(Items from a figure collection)
- - -

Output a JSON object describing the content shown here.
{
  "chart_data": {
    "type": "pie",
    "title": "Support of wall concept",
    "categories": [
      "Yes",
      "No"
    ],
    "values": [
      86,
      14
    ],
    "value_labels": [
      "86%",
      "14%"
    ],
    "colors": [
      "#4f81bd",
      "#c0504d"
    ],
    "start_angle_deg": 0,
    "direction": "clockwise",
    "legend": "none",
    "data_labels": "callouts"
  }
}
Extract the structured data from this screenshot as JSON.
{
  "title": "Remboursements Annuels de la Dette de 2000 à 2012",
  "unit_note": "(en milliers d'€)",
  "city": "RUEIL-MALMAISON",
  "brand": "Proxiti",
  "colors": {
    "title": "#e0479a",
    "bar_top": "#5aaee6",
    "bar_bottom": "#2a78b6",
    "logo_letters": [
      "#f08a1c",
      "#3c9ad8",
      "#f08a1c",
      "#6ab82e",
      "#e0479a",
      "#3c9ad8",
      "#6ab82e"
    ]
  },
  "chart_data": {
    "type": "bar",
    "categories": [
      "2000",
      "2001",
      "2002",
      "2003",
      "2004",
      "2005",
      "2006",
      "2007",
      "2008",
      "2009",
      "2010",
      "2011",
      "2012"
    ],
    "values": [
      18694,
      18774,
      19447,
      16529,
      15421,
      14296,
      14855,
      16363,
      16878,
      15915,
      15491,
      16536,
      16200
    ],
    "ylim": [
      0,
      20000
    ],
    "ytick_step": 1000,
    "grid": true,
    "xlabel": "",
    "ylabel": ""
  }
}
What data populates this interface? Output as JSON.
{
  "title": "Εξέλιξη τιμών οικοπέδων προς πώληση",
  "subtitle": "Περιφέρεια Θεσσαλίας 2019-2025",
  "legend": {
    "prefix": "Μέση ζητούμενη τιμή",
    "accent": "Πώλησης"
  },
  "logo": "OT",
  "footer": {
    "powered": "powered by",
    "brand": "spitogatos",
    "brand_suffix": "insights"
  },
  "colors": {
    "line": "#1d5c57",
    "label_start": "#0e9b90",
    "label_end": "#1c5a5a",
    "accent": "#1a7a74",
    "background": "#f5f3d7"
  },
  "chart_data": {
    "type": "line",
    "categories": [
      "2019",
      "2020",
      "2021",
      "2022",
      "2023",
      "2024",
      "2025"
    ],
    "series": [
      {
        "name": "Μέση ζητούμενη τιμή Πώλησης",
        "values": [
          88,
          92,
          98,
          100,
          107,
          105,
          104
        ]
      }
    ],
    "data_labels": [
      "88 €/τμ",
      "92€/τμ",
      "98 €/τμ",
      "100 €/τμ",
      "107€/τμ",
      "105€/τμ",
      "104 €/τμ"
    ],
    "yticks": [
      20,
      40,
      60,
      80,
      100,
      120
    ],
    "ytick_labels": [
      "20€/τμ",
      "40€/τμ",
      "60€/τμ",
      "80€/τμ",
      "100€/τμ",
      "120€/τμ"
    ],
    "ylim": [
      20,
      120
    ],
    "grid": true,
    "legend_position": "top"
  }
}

- - -

WORK TO BE COMPLETED → In the material above, find each line that contains the word "ζητούμενη", and select it.

FINAL ANSWER →
    "prefix": "Μέση ζητούμενη τιμή",
        "name": "Μέση ζητούμενη τιμή Πώλησης",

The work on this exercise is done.